Given problem:
Show each line that has the string "SGGW" in it.

(Dataset excerpts)
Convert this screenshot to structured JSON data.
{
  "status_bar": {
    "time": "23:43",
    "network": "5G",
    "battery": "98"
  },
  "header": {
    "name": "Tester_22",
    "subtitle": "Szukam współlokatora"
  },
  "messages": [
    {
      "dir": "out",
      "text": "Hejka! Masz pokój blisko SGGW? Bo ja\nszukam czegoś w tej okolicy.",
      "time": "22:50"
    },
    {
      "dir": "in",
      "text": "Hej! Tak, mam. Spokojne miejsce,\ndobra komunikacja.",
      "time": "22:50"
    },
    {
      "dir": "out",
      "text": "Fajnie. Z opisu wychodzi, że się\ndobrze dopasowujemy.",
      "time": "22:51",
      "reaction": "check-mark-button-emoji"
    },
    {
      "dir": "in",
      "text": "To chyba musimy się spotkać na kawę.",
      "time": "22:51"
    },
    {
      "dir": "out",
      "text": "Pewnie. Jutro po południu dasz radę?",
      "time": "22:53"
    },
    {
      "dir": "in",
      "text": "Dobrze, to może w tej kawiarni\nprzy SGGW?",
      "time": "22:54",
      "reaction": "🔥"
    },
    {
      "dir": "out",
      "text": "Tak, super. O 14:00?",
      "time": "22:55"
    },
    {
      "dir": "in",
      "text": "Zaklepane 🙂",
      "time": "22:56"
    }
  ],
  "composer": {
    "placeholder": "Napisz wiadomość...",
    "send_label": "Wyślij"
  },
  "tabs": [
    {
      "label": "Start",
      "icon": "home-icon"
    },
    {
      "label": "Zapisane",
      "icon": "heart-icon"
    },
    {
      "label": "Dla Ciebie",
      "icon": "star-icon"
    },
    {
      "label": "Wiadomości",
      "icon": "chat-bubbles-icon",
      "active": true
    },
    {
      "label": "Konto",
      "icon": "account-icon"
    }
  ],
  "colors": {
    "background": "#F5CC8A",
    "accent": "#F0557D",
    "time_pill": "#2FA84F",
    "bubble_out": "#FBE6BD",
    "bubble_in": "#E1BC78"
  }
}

Response:
      "text": "Hejka! Masz pokój blisko SGGW? Bo ja\nszukam czegoś w tej okolicy.",
      "text": "Dobrze, to może w tej kawiarni\nprzy SGGW?",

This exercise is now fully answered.